-- WHAT IS ASKED --
Copy out the material below in full, but not its images.

Start of MATERIAL FOR THIS EXERCISE

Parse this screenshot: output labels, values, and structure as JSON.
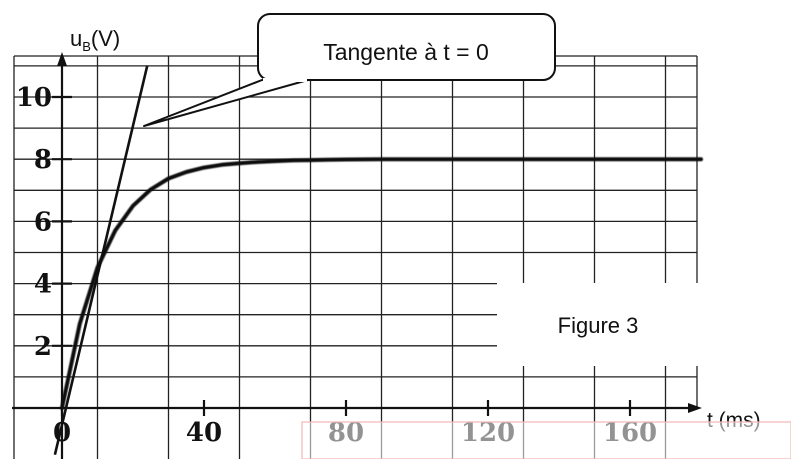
{
  "chart_data": {
    "type": "line",
    "title": "",
    "xlabel": "t (ms)",
    "ylabel_main": "u",
    "ylabel_sub": "B",
    "ylabel_unit": "(V)",
    "xlim": [
      0,
      180
    ],
    "ylim": [
      0,
      11
    ],
    "grid": true,
    "x_ticks": [
      "0",
      "40",
      "80",
      "120",
      "160"
    ],
    "y_ticks": [
      "2",
      "4",
      "6",
      "8",
      "10"
    ],
    "y_tick_values": [
      2,
      4,
      6,
      8,
      10
    ],
    "x_tick_values": [
      0,
      40,
      80,
      120,
      160
    ],
    "series": [
      {
        "x": [
          0,
          5,
          10,
          15,
          20,
          25,
          30,
          35,
          40,
          45,
          50,
          55,
          60,
          65,
          70,
          75,
          80,
          90,
          100,
          110,
          120,
          130,
          140,
          150,
          160,
          170,
          180
        ],
        "y": [
          0,
          2.71,
          4.52,
          5.71,
          6.5,
          7.03,
          7.38,
          7.59,
          7.73,
          7.82,
          7.87,
          7.91,
          7.94,
          7.96,
          7.97,
          7.98,
          7.99,
          8.0,
          8.0,
          8.0,
          8.0,
          8.0,
          8.0,
          8.0,
          8.0,
          8.0,
          8.0
        ]
      }
    ],
    "tangent": {
      "label": "Tangente à t = 0",
      "x": [
        -2,
        24
      ],
      "y": [
        -1.5,
        11
      ]
    },
    "annotations": [
      {
        "text": "Figure 3"
      }
    ]
  }
}
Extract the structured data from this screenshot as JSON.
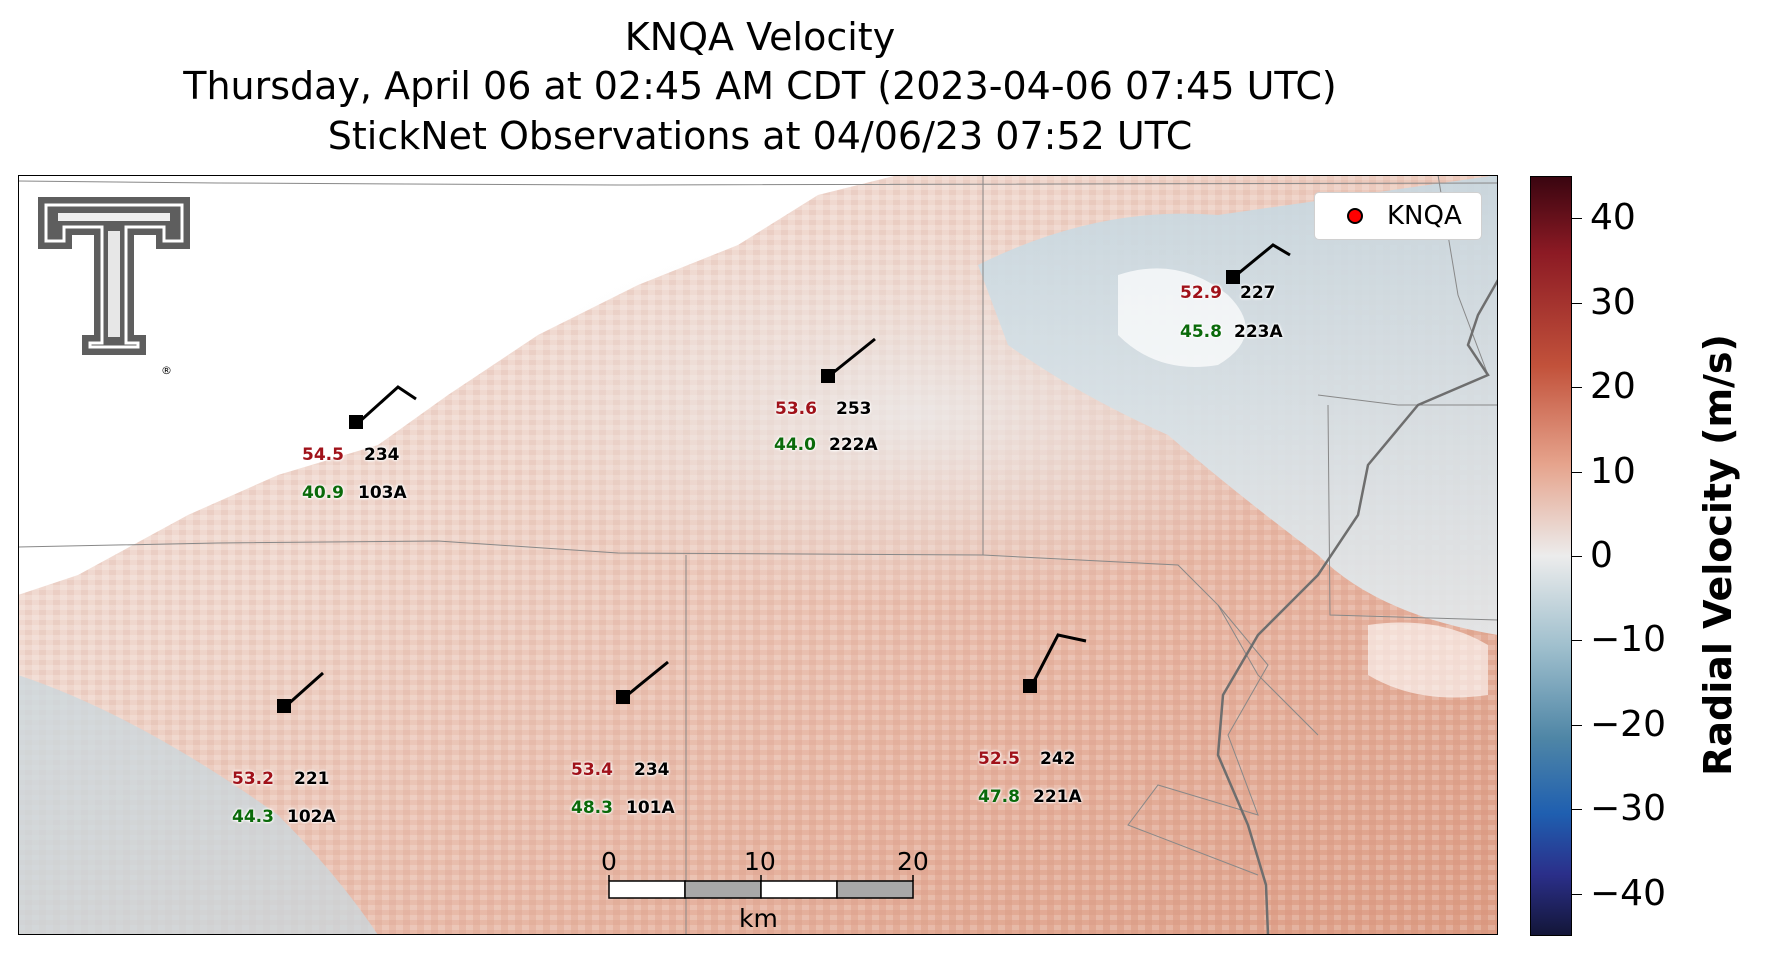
{
  "title": {
    "line1": "KNQA Velocity",
    "line2": "Thursday, April 06 at 02:45 AM CDT (2023-04-06 07:45 UTC)",
    "line3": "StickNet Observations at 04/06/23 07:52 UTC"
  },
  "legend": {
    "label": "KNQA",
    "marker_color": "#ff0000"
  },
  "colorbar": {
    "label": "Radial Velocity (m/s)",
    "ticks": [
      "40",
      "30",
      "20",
      "10",
      "0",
      "−10",
      "−20",
      "−30",
      "−40"
    ],
    "range": [
      -45,
      45
    ]
  },
  "logo": {
    "name": "texas-tech-double-t-logo",
    "mark": "®"
  },
  "stations": [
    {
      "id": "103A",
      "temp": "54.5",
      "dewpoint": "40.9",
      "wind_dir": "234"
    },
    {
      "id": "222A",
      "temp": "53.6",
      "dewpoint": "44.0",
      "wind_dir": "253"
    },
    {
      "id": "223A",
      "temp": "52.9",
      "dewpoint": "45.8",
      "wind_dir": "227"
    },
    {
      "id": "102A",
      "temp": "53.2",
      "dewpoint": "44.3",
      "wind_dir": "221"
    },
    {
      "id": "101A",
      "temp": "53.4",
      "dewpoint": "48.3",
      "wind_dir": "234"
    },
    {
      "id": "221A",
      "temp": "52.5",
      "dewpoint": "47.8",
      "wind_dir": "242"
    }
  ],
  "scale_bar": {
    "labels": [
      "0",
      "10",
      "20"
    ],
    "unit": "km"
  },
  "colors": {
    "temp": "#a0121a",
    "dewpoint": "#0a6a0a",
    "receding": "#c2523b",
    "approaching": "#4f86a6"
  }
}
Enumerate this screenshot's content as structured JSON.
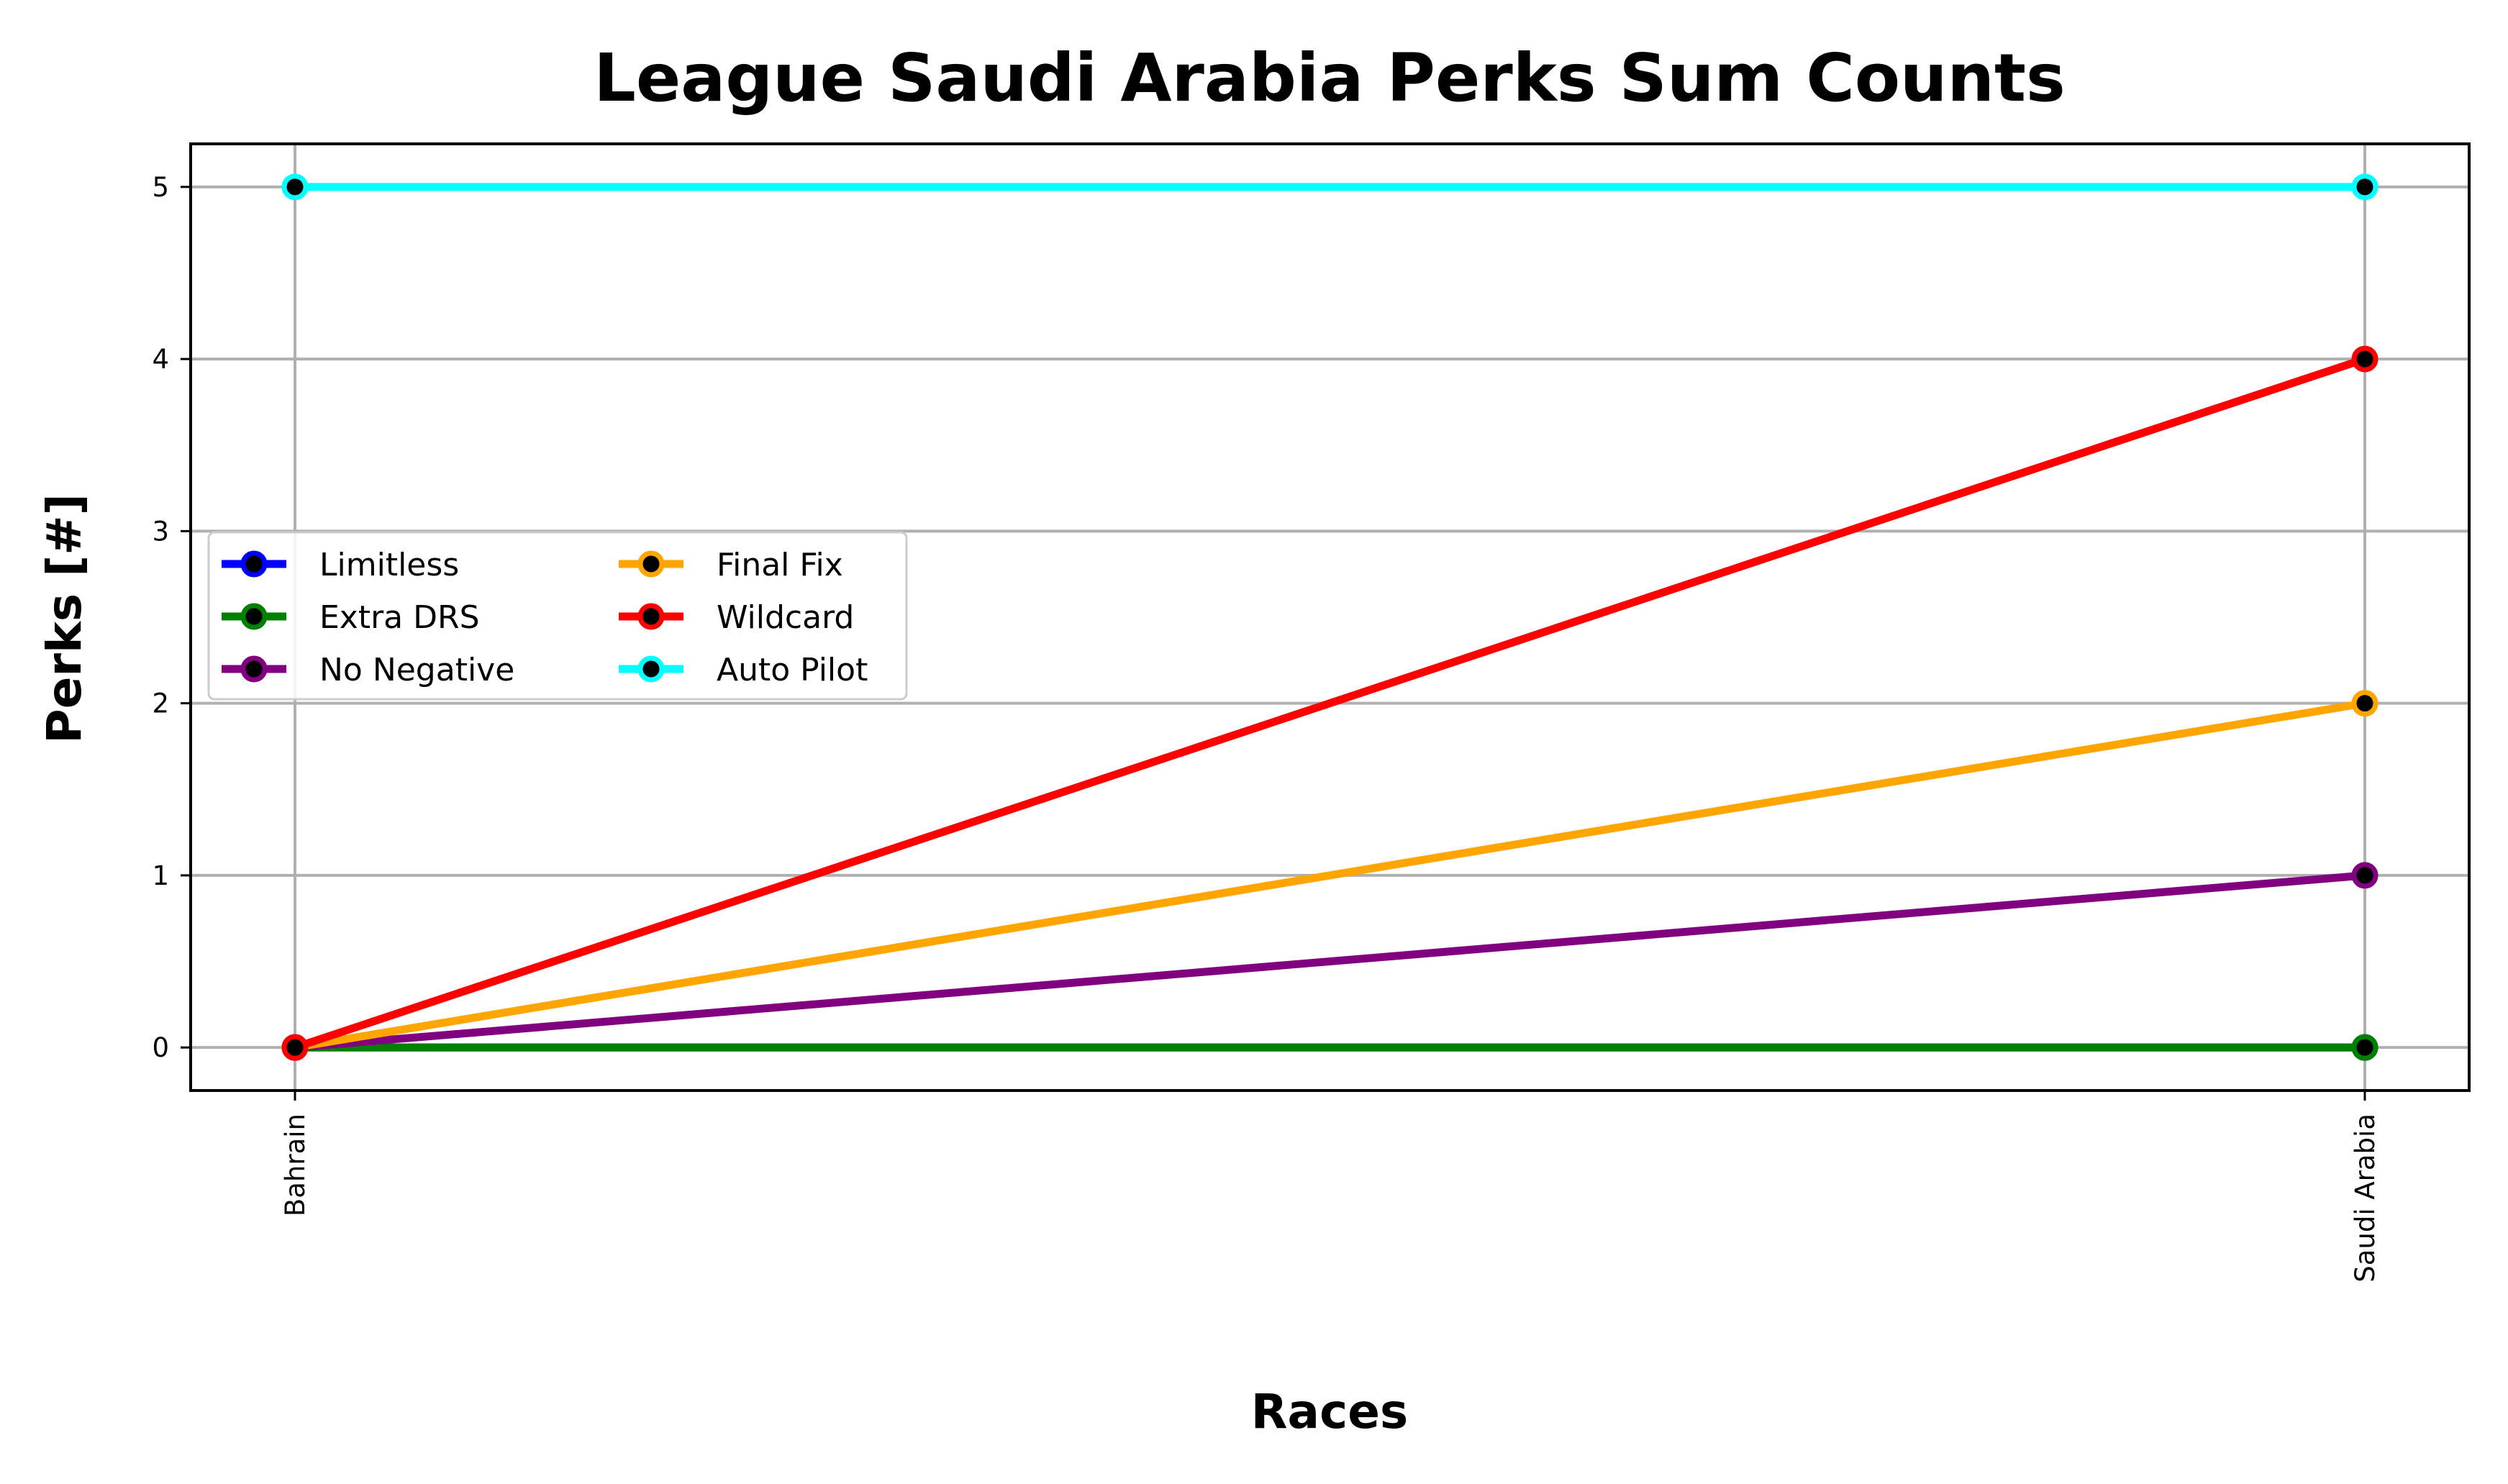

End of MATERIAL FOR THIS EXERCISE

-- PROBLEM SOLUTION --
Parse this screenshot: output labels, values, and structure as JSON.
{
  "chart_data": {
    "type": "line",
    "title": "",
    "xlabel": "t (ms)",
    "ylabel_main": "u",
    "ylabel_sub": "B",
    "ylabel_unit": "(V)",
    "xlim": [
      0,
      180
    ],
    "ylim": [
      0,
      11
    ],
    "grid": true,
    "x_ticks": [
      "0",
      "40",
      "80",
      "120",
      "160"
    ],
    "y_ticks": [
      "2",
      "4",
      "6",
      "8",
      "10"
    ],
    "y_tick_values": [
      2,
      4,
      6,
      8,
      10
    ],
    "x_tick_values": [
      0,
      40,
      80,
      120,
      160
    ],
    "series": [
      {
        "x": [
          0,
          5,
          10,
          15,
          20,
          25,
          30,
          35,
          40,
          45,
          50,
          55,
          60,
          65,
          70,
          75,
          80,
          90,
          100,
          110,
          120,
          130,
          140,
          150,
          160,
          170,
          180
        ],
        "y": [
          0,
          2.71,
          4.52,
          5.71,
          6.5,
          7.03,
          7.38,
          7.59,
          7.73,
          7.82,
          7.87,
          7.91,
          7.94,
          7.96,
          7.97,
          7.98,
          7.99,
          8.0,
          8.0,
          8.0,
          8.0,
          8.0,
          8.0,
          8.0,
          8.0,
          8.0,
          8.0
        ]
      }
    ],
    "tangent": {
      "label": "Tangente à t = 0",
      "x": [
        -2,
        24
      ],
      "y": [
        -1.5,
        11
      ]
    },
    "annotations": [
      {
        "text": "Figure 3"
      }
    ]
  }
}
Extract the structured data from this screenshot as JSON.
{
  "title": {
    "line1": "KNQA Velocity",
    "line2": "Thursday, April 06 at 02:45 AM CDT (2023-04-06 07:45 UTC)",
    "line3": "StickNet Observations at 04/06/23 07:52 UTC"
  },
  "legend": {
    "label": "KNQA",
    "marker_color": "#ff0000"
  },
  "colorbar": {
    "label": "Radial Velocity (m/s)",
    "ticks": [
      "40",
      "30",
      "20",
      "10",
      "0",
      "−10",
      "−20",
      "−30",
      "−40"
    ],
    "range": [
      -45,
      45
    ]
  },
  "logo": {
    "name": "texas-tech-double-t-logo",
    "mark": "®"
  },
  "stations": [
    {
      "id": "103A",
      "temp": "54.5",
      "dewpoint": "40.9",
      "wind_dir": "234"
    },
    {
      "id": "222A",
      "temp": "53.6",
      "dewpoint": "44.0",
      "wind_dir": "253"
    },
    {
      "id": "223A",
      "temp": "52.9",
      "dewpoint": "45.8",
      "wind_dir": "227"
    },
    {
      "id": "102A",
      "temp": "53.2",
      "dewpoint": "44.3",
      "wind_dir": "221"
    },
    {
      "id": "101A",
      "temp": "53.4",
      "dewpoint": "48.3",
      "wind_dir": "234"
    },
    {
      "id": "221A",
      "temp": "52.5",
      "dewpoint": "47.8",
      "wind_dir": "242"
    }
  ],
  "scale_bar": {
    "labels": [
      "0",
      "10",
      "20"
    ],
    "unit": "km"
  },
  "colors": {
    "temp": "#a0121a",
    "dewpoint": "#0a6a0a",
    "receding": "#c2523b",
    "approaching": "#4f86a6"
  }
}
Enumerate this screenshot's content as structured JSON.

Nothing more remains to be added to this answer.